**TASK GOAL**
Collect every line of the records below that contains the word "index".
────────────────
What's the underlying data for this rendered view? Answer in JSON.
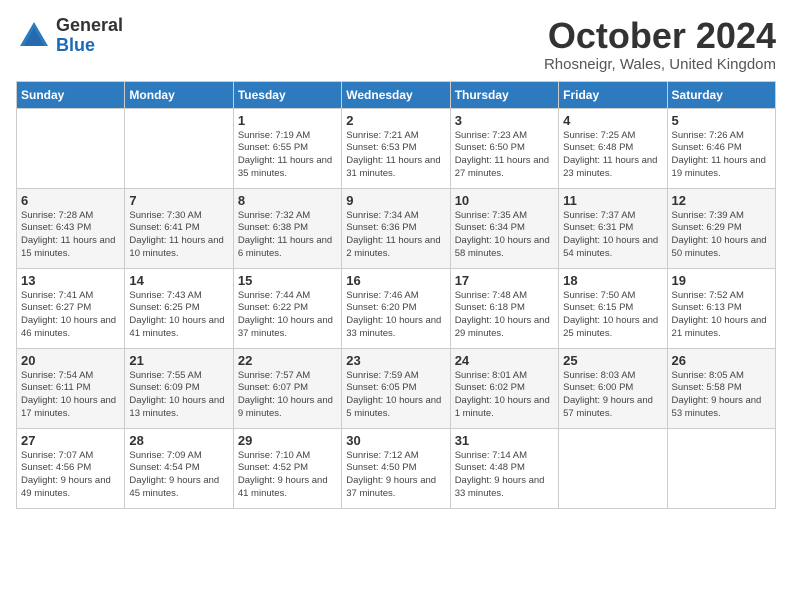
{
  "logo": {
    "general": "General",
    "blue": "Blue"
  },
  "header": {
    "month": "October 2024",
    "location": "Rhosneigr, Wales, United Kingdom"
  },
  "weekdays": [
    "Sunday",
    "Monday",
    "Tuesday",
    "Wednesday",
    "Thursday",
    "Friday",
    "Saturday"
  ],
  "weeks": [
    [
      {
        "day": "",
        "sunrise": "",
        "sunset": "",
        "daylight": ""
      },
      {
        "day": "",
        "sunrise": "",
        "sunset": "",
        "daylight": ""
      },
      {
        "day": "1",
        "sunrise": "Sunrise: 7:19 AM",
        "sunset": "Sunset: 6:55 PM",
        "daylight": "Daylight: 11 hours and 35 minutes."
      },
      {
        "day": "2",
        "sunrise": "Sunrise: 7:21 AM",
        "sunset": "Sunset: 6:53 PM",
        "daylight": "Daylight: 11 hours and 31 minutes."
      },
      {
        "day": "3",
        "sunrise": "Sunrise: 7:23 AM",
        "sunset": "Sunset: 6:50 PM",
        "daylight": "Daylight: 11 hours and 27 minutes."
      },
      {
        "day": "4",
        "sunrise": "Sunrise: 7:25 AM",
        "sunset": "Sunset: 6:48 PM",
        "daylight": "Daylight: 11 hours and 23 minutes."
      },
      {
        "day": "5",
        "sunrise": "Sunrise: 7:26 AM",
        "sunset": "Sunset: 6:46 PM",
        "daylight": "Daylight: 11 hours and 19 minutes."
      }
    ],
    [
      {
        "day": "6",
        "sunrise": "Sunrise: 7:28 AM",
        "sunset": "Sunset: 6:43 PM",
        "daylight": "Daylight: 11 hours and 15 minutes."
      },
      {
        "day": "7",
        "sunrise": "Sunrise: 7:30 AM",
        "sunset": "Sunset: 6:41 PM",
        "daylight": "Daylight: 11 hours and 10 minutes."
      },
      {
        "day": "8",
        "sunrise": "Sunrise: 7:32 AM",
        "sunset": "Sunset: 6:38 PM",
        "daylight": "Daylight: 11 hours and 6 minutes."
      },
      {
        "day": "9",
        "sunrise": "Sunrise: 7:34 AM",
        "sunset": "Sunset: 6:36 PM",
        "daylight": "Daylight: 11 hours and 2 minutes."
      },
      {
        "day": "10",
        "sunrise": "Sunrise: 7:35 AM",
        "sunset": "Sunset: 6:34 PM",
        "daylight": "Daylight: 10 hours and 58 minutes."
      },
      {
        "day": "11",
        "sunrise": "Sunrise: 7:37 AM",
        "sunset": "Sunset: 6:31 PM",
        "daylight": "Daylight: 10 hours and 54 minutes."
      },
      {
        "day": "12",
        "sunrise": "Sunrise: 7:39 AM",
        "sunset": "Sunset: 6:29 PM",
        "daylight": "Daylight: 10 hours and 50 minutes."
      }
    ],
    [
      {
        "day": "13",
        "sunrise": "Sunrise: 7:41 AM",
        "sunset": "Sunset: 6:27 PM",
        "daylight": "Daylight: 10 hours and 46 minutes."
      },
      {
        "day": "14",
        "sunrise": "Sunrise: 7:43 AM",
        "sunset": "Sunset: 6:25 PM",
        "daylight": "Daylight: 10 hours and 41 minutes."
      },
      {
        "day": "15",
        "sunrise": "Sunrise: 7:44 AM",
        "sunset": "Sunset: 6:22 PM",
        "daylight": "Daylight: 10 hours and 37 minutes."
      },
      {
        "day": "16",
        "sunrise": "Sunrise: 7:46 AM",
        "sunset": "Sunset: 6:20 PM",
        "daylight": "Daylight: 10 hours and 33 minutes."
      },
      {
        "day": "17",
        "sunrise": "Sunrise: 7:48 AM",
        "sunset": "Sunset: 6:18 PM",
        "daylight": "Daylight: 10 hours and 29 minutes."
      },
      {
        "day": "18",
        "sunrise": "Sunrise: 7:50 AM",
        "sunset": "Sunset: 6:15 PM",
        "daylight": "Daylight: 10 hours and 25 minutes."
      },
      {
        "day": "19",
        "sunrise": "Sunrise: 7:52 AM",
        "sunset": "Sunset: 6:13 PM",
        "daylight": "Daylight: 10 hours and 21 minutes."
      }
    ],
    [
      {
        "day": "20",
        "sunrise": "Sunrise: 7:54 AM",
        "sunset": "Sunset: 6:11 PM",
        "daylight": "Daylight: 10 hours and 17 minutes."
      },
      {
        "day": "21",
        "sunrise": "Sunrise: 7:55 AM",
        "sunset": "Sunset: 6:09 PM",
        "daylight": "Daylight: 10 hours and 13 minutes."
      },
      {
        "day": "22",
        "sunrise": "Sunrise: 7:57 AM",
        "sunset": "Sunset: 6:07 PM",
        "daylight": "Daylight: 10 hours and 9 minutes."
      },
      {
        "day": "23",
        "sunrise": "Sunrise: 7:59 AM",
        "sunset": "Sunset: 6:05 PM",
        "daylight": "Daylight: 10 hours and 5 minutes."
      },
      {
        "day": "24",
        "sunrise": "Sunrise: 8:01 AM",
        "sunset": "Sunset: 6:02 PM",
        "daylight": "Daylight: 10 hours and 1 minute."
      },
      {
        "day": "25",
        "sunrise": "Sunrise: 8:03 AM",
        "sunset": "Sunset: 6:00 PM",
        "daylight": "Daylight: 9 hours and 57 minutes."
      },
      {
        "day": "26",
        "sunrise": "Sunrise: 8:05 AM",
        "sunset": "Sunset: 5:58 PM",
        "daylight": "Daylight: 9 hours and 53 minutes."
      }
    ],
    [
      {
        "day": "27",
        "sunrise": "Sunrise: 7:07 AM",
        "sunset": "Sunset: 4:56 PM",
        "daylight": "Daylight: 9 hours and 49 minutes."
      },
      {
        "day": "28",
        "sunrise": "Sunrise: 7:09 AM",
        "sunset": "Sunset: 4:54 PM",
        "daylight": "Daylight: 9 hours and 45 minutes."
      },
      {
        "day": "29",
        "sunrise": "Sunrise: 7:10 AM",
        "sunset": "Sunset: 4:52 PM",
        "daylight": "Daylight: 9 hours and 41 minutes."
      },
      {
        "day": "30",
        "sunrise": "Sunrise: 7:12 AM",
        "sunset": "Sunset: 4:50 PM",
        "daylight": "Daylight: 9 hours and 37 minutes."
      },
      {
        "day": "31",
        "sunrise": "Sunrise: 7:14 AM",
        "sunset": "Sunset: 4:48 PM",
        "daylight": "Daylight: 9 hours and 33 minutes."
      },
      {
        "day": "",
        "sunrise": "",
        "sunset": "",
        "daylight": ""
      },
      {
        "day": "",
        "sunrise": "",
        "sunset": "",
        "daylight": ""
      }
    ]
  ]
}
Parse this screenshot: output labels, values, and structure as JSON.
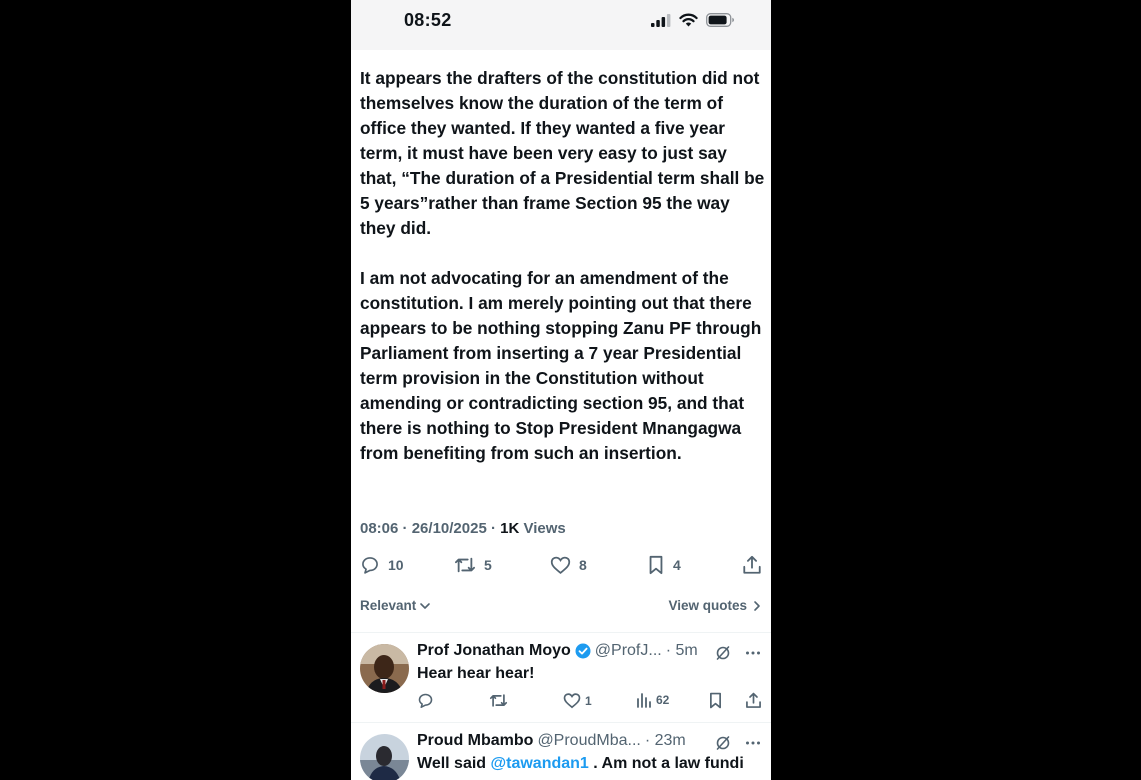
{
  "status": {
    "time": "08:52"
  },
  "tweet": {
    "body": "It appears the drafters of the constitution did not themselves know the duration of the term of office they wanted. If they wanted a five year term, it must have been very easy to just say that, “The duration of a Presidential term shall be 5 years”rather than frame Section 95 the way they did.\n\nI am not advocating for an amendment of the constitution.  I am merely pointing out that there appears to be nothing stopping Zanu PF through Parliament from inserting a 7 year Presidential term provision in the Constitution without amending or contradicting section 95, and that there is nothing to Stop President Mnangagwa from benefiting from such an insertion.",
    "time": "08:06",
    "date": "26/10/2025",
    "views_count": "1K",
    "views_label": "Views",
    "replies": "10",
    "reposts": "5",
    "likes": "8",
    "bookmarks": "4"
  },
  "sort": {
    "label": "Relevant",
    "quotes": "View quotes"
  },
  "replies": [
    {
      "name": "Prof Jonathan Moyo",
      "handle": "@ProfJ...",
      "age": "· 5m",
      "text": "Hear hear hear!",
      "likes": "1",
      "views": "62"
    },
    {
      "name": "Proud Mbambo",
      "handle": "@ProudMba...",
      "age": "· 23m",
      "text_before": "Well said ",
      "mention": "@tawandan1",
      "text_after": " . Am not a law fundi"
    }
  ]
}
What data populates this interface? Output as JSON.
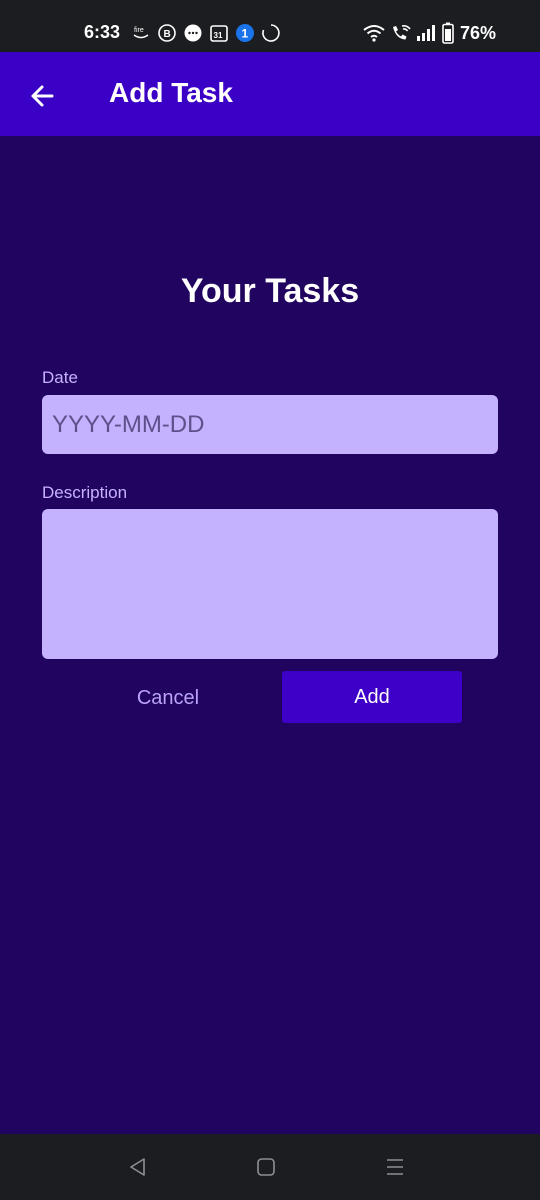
{
  "status_bar": {
    "time": "6:33",
    "left_icons": [
      "firetv-icon",
      "b-circle-icon",
      "chat-bubble-icon",
      "calendar-31-icon",
      "one-badge-icon",
      "loading-ring-icon"
    ],
    "calendar_day": "31",
    "badge_number": "1",
    "right_icons": [
      "wifi-icon",
      "wifi-call-icon",
      "signal-icon",
      "battery-icon"
    ],
    "battery": "76%"
  },
  "app_bar": {
    "title": "Add Task",
    "back_icon": "arrow-left-icon"
  },
  "form": {
    "heading": "Your Tasks",
    "date": {
      "label": "Date",
      "placeholder": "YYYY-MM-DD",
      "value": ""
    },
    "description": {
      "label": "Description",
      "value": ""
    },
    "cancel_label": "Cancel",
    "add_label": "Add"
  },
  "nav_bar": {
    "items": [
      "back-triangle-icon",
      "home-square-icon",
      "recents-menu-icon"
    ]
  },
  "colors": {
    "background": "#20045f",
    "app_bar": "#3b00c6",
    "input_fill": "#c5b2ff",
    "label": "#c6b2ff",
    "add_button": "#3e00c8",
    "system_bars": "#1c1d20"
  }
}
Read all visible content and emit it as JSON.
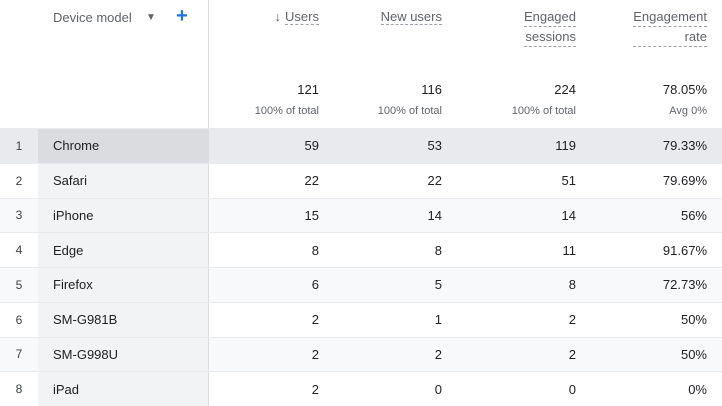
{
  "dimension": {
    "label": "Device model",
    "dropdown_icon": "caret-down-icon",
    "add_icon": "plus-icon"
  },
  "metrics": [
    {
      "title_line1": "Users",
      "title_line2": "",
      "total": "121",
      "sub": "100% of total",
      "sorted": true
    },
    {
      "title_line1": "New users",
      "title_line2": "",
      "total": "116",
      "sub": "100% of total",
      "sorted": false
    },
    {
      "title_line1": "Engaged",
      "title_line2": "sessions",
      "total": "224",
      "sub": "100% of total",
      "sorted": false
    },
    {
      "title_line1": "Engagement",
      "title_line2": "rate",
      "total": "78.05%",
      "sub": "Avg 0%",
      "sorted": false
    }
  ],
  "sort_icon": "arrow-down-icon",
  "rows": [
    {
      "index": "1",
      "name": "Chrome",
      "users": "59",
      "new_users": "53",
      "engaged_sessions": "119",
      "engagement_rate": "79.33%"
    },
    {
      "index": "2",
      "name": "Safari",
      "users": "22",
      "new_users": "22",
      "engaged_sessions": "51",
      "engagement_rate": "79.69%"
    },
    {
      "index": "3",
      "name": "iPhone",
      "users": "15",
      "new_users": "14",
      "engaged_sessions": "14",
      "engagement_rate": "56%"
    },
    {
      "index": "4",
      "name": "Edge",
      "users": "8",
      "new_users": "8",
      "engaged_sessions": "11",
      "engagement_rate": "91.67%"
    },
    {
      "index": "5",
      "name": "Firefox",
      "users": "6",
      "new_users": "5",
      "engaged_sessions": "8",
      "engagement_rate": "72.73%"
    },
    {
      "index": "6",
      "name": "SM-G981B",
      "users": "2",
      "new_users": "1",
      "engaged_sessions": "2",
      "engagement_rate": "50%"
    },
    {
      "index": "7",
      "name": "SM-G998U",
      "users": "2",
      "new_users": "2",
      "engaged_sessions": "2",
      "engagement_rate": "50%"
    },
    {
      "index": "8",
      "name": "iPad",
      "users": "2",
      "new_users": "0",
      "engaged_sessions": "0",
      "engagement_rate": "0%"
    }
  ],
  "colors": {
    "accent": "#1a73e8",
    "header_text": "#5f6368",
    "highlight_row": "#e8eaed",
    "dimension_cell": "#f1f3f4"
  }
}
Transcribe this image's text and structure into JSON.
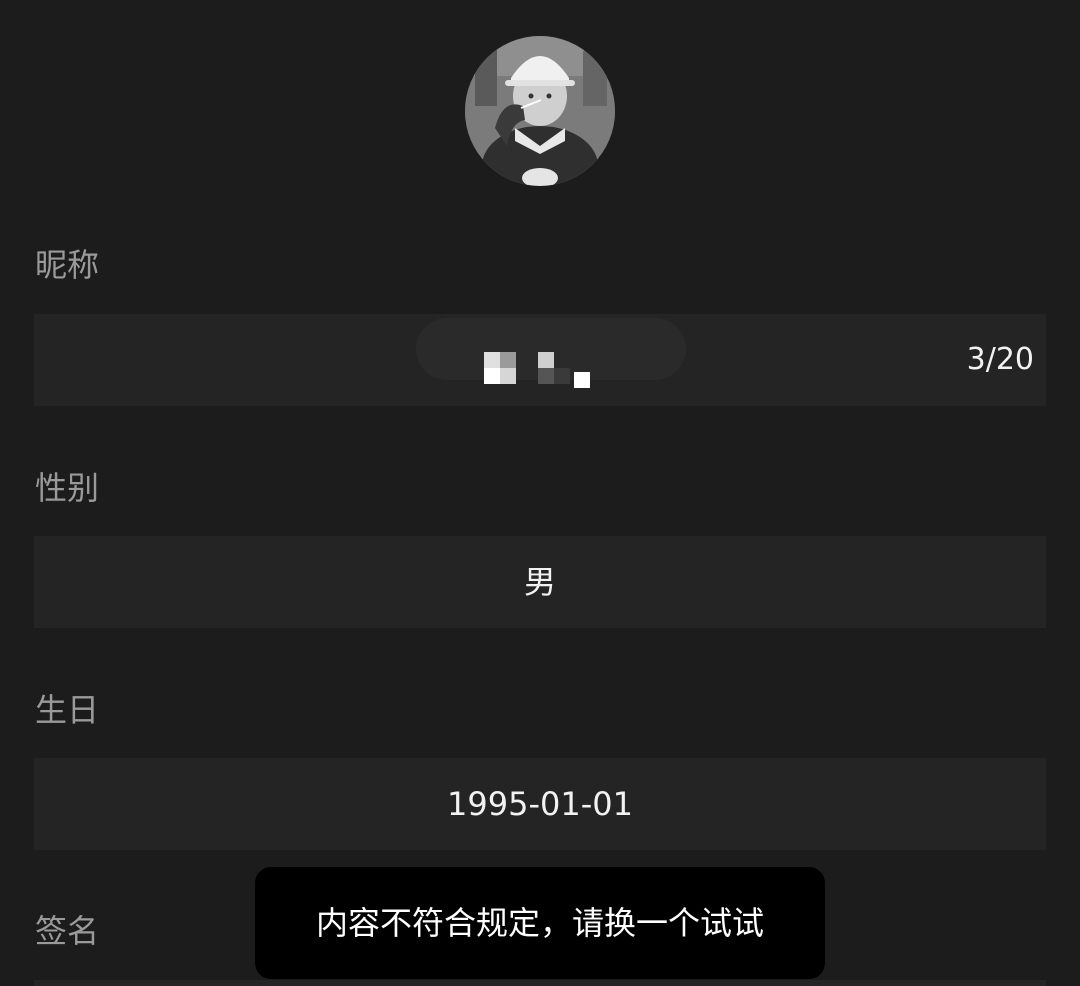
{
  "profile": {
    "avatar_icon": "avatar-photo"
  },
  "fields": {
    "nickname": {
      "label": "昵称",
      "counter": "3/20"
    },
    "gender": {
      "label": "性别",
      "value": "男"
    },
    "birthday": {
      "label": "生日",
      "value": "1995-01-01"
    },
    "signature": {
      "label": "签名"
    }
  },
  "toast": {
    "message": "内容不符合规定，请换一个试试"
  }
}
────────────────
**TASK RESULT**
      "index": "1",
      "index": "2",
      "index": "3",
      "index": "4",
      "index": "5",
      "index": "6",
      "index": "7",
      "index": "8",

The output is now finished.